The task
State how many lines in the listing below include the word "своим", and add nothing besides the number.

***** Provided records *****

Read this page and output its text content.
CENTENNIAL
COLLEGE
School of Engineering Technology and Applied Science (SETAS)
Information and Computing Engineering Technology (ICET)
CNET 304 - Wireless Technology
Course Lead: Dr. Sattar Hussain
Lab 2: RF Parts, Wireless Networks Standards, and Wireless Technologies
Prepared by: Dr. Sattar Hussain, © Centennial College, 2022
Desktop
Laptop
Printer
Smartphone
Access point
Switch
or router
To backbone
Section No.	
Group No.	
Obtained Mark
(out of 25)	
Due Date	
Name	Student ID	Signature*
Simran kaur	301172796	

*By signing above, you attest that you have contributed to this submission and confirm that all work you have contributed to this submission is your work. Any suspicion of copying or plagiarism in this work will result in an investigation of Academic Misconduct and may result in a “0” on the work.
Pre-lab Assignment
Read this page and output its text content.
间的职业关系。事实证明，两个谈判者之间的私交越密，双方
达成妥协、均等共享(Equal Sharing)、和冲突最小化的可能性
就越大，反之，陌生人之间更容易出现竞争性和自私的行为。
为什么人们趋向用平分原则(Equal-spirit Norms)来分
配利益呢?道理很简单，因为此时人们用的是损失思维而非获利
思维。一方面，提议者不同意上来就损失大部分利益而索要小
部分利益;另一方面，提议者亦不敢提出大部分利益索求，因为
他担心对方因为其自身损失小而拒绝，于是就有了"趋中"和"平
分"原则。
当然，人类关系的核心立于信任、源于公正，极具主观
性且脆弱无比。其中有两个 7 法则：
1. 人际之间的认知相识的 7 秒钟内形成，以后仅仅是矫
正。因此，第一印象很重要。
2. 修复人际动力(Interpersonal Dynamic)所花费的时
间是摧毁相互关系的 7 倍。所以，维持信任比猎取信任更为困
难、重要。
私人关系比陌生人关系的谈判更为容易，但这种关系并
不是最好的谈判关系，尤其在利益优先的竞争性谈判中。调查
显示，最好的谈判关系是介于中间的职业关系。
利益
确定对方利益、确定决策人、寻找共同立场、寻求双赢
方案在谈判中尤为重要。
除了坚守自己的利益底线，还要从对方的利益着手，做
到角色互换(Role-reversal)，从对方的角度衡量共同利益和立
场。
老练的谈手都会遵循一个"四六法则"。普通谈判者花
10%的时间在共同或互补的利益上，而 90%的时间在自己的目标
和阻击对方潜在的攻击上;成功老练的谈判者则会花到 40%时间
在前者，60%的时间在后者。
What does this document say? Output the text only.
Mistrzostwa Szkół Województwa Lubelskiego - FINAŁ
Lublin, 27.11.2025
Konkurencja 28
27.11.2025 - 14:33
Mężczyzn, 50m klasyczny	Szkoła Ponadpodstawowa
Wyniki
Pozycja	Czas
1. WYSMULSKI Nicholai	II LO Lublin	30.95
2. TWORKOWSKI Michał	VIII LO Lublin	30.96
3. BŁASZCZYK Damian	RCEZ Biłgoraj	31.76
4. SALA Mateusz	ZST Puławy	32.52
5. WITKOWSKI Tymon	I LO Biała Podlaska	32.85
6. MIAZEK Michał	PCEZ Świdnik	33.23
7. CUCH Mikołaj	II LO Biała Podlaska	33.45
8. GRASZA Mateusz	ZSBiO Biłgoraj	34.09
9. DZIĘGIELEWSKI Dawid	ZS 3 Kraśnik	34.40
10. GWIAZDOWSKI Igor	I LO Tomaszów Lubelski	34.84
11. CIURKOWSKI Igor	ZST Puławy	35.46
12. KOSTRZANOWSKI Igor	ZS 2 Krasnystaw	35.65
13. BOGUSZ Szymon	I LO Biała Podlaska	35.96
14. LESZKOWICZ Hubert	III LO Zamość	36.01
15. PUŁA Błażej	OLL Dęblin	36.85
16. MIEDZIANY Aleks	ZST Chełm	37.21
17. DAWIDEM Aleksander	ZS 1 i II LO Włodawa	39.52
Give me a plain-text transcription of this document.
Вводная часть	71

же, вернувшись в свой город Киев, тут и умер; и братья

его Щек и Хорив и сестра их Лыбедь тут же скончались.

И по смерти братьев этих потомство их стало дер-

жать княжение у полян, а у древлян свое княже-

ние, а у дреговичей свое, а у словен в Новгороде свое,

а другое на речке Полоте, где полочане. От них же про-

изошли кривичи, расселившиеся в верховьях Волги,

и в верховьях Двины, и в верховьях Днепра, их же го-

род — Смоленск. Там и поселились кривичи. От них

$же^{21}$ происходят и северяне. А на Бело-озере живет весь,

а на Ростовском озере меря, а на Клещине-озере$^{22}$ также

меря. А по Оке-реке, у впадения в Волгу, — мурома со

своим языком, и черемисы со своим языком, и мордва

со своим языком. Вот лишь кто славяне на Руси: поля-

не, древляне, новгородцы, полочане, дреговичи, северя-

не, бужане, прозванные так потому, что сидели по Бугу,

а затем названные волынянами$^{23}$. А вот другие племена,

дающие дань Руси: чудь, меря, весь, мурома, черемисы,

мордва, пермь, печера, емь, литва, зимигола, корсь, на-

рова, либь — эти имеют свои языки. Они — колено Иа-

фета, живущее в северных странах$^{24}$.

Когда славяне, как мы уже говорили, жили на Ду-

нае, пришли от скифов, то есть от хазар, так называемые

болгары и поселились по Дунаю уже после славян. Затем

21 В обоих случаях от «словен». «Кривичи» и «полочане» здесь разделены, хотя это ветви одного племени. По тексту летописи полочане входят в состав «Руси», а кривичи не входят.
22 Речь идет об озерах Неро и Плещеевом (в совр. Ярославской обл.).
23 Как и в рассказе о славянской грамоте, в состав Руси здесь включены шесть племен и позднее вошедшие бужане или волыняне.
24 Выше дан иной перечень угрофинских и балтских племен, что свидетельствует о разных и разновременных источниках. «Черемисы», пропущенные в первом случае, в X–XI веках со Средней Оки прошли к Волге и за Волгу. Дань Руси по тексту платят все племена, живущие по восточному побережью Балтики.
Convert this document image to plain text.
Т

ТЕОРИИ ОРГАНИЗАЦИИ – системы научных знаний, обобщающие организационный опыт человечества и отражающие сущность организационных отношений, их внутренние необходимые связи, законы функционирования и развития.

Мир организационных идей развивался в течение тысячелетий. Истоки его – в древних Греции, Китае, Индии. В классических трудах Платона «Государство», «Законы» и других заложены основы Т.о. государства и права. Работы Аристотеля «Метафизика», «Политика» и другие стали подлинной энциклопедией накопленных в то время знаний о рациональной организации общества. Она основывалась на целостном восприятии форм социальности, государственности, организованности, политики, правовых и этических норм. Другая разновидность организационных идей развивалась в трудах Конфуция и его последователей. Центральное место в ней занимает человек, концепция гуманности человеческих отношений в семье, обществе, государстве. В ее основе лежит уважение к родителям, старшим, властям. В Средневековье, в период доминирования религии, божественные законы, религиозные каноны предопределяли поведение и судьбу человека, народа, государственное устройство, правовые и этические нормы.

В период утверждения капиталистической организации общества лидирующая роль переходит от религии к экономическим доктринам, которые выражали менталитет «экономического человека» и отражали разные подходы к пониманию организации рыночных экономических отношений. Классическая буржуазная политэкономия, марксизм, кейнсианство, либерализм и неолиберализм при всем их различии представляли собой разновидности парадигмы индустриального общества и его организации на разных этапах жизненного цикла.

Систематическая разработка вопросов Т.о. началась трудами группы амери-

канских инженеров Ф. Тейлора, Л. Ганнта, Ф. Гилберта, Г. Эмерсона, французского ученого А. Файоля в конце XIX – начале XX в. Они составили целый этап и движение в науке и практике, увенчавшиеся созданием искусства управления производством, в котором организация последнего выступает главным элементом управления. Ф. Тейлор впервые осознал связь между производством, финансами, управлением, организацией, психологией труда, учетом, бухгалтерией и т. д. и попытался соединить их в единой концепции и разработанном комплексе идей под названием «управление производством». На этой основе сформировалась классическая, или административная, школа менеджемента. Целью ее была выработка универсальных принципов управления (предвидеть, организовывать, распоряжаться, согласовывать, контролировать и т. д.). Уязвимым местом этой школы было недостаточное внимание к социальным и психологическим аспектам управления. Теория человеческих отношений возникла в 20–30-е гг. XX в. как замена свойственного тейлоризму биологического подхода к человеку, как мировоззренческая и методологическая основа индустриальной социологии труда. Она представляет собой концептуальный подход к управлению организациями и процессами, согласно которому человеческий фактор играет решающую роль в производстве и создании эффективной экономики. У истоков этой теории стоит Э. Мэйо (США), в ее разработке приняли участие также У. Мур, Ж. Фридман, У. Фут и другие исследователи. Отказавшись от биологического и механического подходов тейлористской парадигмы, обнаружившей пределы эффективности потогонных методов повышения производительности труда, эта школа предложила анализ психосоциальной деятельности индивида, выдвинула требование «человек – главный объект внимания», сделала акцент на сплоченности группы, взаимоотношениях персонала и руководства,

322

*****

Result of the task
2